Entries taken from a collection
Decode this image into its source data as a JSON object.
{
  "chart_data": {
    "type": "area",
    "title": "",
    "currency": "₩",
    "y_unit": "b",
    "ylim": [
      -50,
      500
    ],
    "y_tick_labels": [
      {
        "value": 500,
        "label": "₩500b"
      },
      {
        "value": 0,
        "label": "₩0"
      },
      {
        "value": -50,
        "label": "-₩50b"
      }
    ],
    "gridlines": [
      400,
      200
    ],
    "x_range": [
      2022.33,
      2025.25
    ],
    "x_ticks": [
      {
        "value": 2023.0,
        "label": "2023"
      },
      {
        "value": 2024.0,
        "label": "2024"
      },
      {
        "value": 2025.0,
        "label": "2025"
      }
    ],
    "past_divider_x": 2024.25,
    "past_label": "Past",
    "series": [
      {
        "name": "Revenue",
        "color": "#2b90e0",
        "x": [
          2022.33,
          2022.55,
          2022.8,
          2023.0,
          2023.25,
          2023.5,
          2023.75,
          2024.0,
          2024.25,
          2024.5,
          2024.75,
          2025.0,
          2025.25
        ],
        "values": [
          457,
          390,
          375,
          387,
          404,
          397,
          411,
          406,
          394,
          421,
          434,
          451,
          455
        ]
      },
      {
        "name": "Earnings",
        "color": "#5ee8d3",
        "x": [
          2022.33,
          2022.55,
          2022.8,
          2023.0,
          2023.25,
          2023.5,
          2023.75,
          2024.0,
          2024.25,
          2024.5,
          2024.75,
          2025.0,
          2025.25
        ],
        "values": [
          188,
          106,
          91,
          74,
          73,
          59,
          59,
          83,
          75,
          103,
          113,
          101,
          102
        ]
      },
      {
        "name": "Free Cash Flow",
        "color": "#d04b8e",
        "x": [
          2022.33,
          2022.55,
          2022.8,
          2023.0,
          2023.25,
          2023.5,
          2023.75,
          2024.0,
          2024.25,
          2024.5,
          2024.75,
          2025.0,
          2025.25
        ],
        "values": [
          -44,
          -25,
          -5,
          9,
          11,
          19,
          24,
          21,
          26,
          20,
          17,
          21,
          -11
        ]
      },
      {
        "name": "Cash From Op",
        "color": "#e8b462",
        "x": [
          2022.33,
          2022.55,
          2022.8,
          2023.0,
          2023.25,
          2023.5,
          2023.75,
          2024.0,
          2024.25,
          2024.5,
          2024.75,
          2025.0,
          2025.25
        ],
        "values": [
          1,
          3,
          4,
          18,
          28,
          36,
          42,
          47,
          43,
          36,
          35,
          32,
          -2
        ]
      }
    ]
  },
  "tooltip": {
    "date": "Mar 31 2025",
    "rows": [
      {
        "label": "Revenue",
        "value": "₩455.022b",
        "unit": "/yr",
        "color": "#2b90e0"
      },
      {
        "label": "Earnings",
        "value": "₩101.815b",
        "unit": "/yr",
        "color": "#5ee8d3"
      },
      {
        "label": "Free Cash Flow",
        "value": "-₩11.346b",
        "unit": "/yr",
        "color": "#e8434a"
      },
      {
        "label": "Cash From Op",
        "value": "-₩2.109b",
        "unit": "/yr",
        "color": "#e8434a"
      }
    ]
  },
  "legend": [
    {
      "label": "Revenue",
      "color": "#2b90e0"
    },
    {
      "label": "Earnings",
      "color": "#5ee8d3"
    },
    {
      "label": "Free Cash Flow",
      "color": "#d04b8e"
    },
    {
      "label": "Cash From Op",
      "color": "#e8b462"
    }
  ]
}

● **WHAT NEEDS TO BE DONE**: Copy down the material exactly as written.

● **EXERCISE OUTPUT**:
Decode this image into its source data as a JSON object.
{
  "chart_data": {
    "type": "area",
    "title": "",
    "currency": "₩",
    "y_unit": "b",
    "ylim": [
      -50,
      500
    ],
    "y_tick_labels": [
      {
        "value": 500,
        "label": "₩500b"
      },
      {
        "value": 0,
        "label": "₩0"
      },
      {
        "value": -50,
        "label": "-₩50b"
      }
    ],
    "gridlines": [
      400,
      200
    ],
    "x_range": [
      2022.33,
      2025.25
    ],
    "x_ticks": [
      {
        "value": 2023.0,
        "label": "2023"
      },
      {
        "value": 2024.0,
        "label": "2024"
      },
      {
        "value": 2025.0,
        "label": "2025"
      }
    ],
    "past_divider_x": 2024.25,
    "past_label": "Past",
    "series": [
      {
        "name": "Revenue",
        "color": "#2b90e0",
        "x": [
          2022.33,
          2022.55,
          2022.8,
          2023.0,
          2023.25,
          2023.5,
          2023.75,
          2024.0,
          2024.25,
          2024.5,
          2024.75,
          2025.0,
          2025.25
        ],
        "values": [
          457,
          390,
          375,
          387,
          404,
          397,
          411,
          406,
          394,
          421,
          434,
          451,
          455
        ]
      },
      {
        "name": "Earnings",
        "color": "#5ee8d3",
        "x": [
          2022.33,
          2022.55,
          2022.8,
          2023.0,
          2023.25,
          2023.5,
          2023.75,
          2024.0,
          2024.25,
          2024.5,
          2024.75,
          2025.0,
          2025.25
        ],
        "values": [
          188,
          106,
          91,
          74,
          73,
          59,
          59,
          83,
          75,
          103,
          113,
          101,
          102
        ]
      },
      {
        "name": "Free Cash Flow",
        "color": "#d04b8e",
        "x": [
          2022.33,
          2022.55,
          2022.8,
          2023.0,
          2023.25,
          2023.5,
          2023.75,
          2024.0,
          2024.25,
          2024.5,
          2024.75,
          2025.0,
          2025.25
        ],
        "values": [
          -44,
          -25,
          -5,
          9,
          11,
          19,
          24,
          21,
          26,
          20,
          17,
          21,
          -11
        ]
      },
      {
        "name": "Cash From Op",
        "color": "#e8b462",
        "x": [
          2022.33,
          2022.55,
          2022.8,
          2023.0,
          2023.25,
          2023.5,
          2023.75,
          2024.0,
          2024.25,
          2024.5,
          2024.75,
          2025.0,
          2025.25
        ],
        "values": [
          1,
          3,
          4,
          18,
          28,
          36,
          42,
          47,
          43,
          36,
          35,
          32,
          -2
        ]
      }
    ]
  },
  "tooltip": {
    "date": "Mar 31 2025",
    "rows": [
      {
        "label": "Revenue",
        "value": "₩455.022b",
        "unit": "/yr",
        "color": "#2b90e0"
      },
      {
        "label": "Earnings",
        "value": "₩101.815b",
        "unit": "/yr",
        "color": "#5ee8d3"
      },
      {
        "label": "Free Cash Flow",
        "value": "-₩11.346b",
        "unit": "/yr",
        "color": "#e8434a"
      },
      {
        "label": "Cash From Op",
        "value": "-₩2.109b",
        "unit": "/yr",
        "color": "#e8434a"
      }
    ]
  },
  "legend": [
    {
      "label": "Revenue",
      "color": "#2b90e0"
    },
    {
      "label": "Earnings",
      "color": "#5ee8d3"
    },
    {
      "label": "Free Cash Flow",
      "color": "#d04b8e"
    },
    {
      "label": "Cash From Op",
      "color": "#e8b462"
    }
  ]
}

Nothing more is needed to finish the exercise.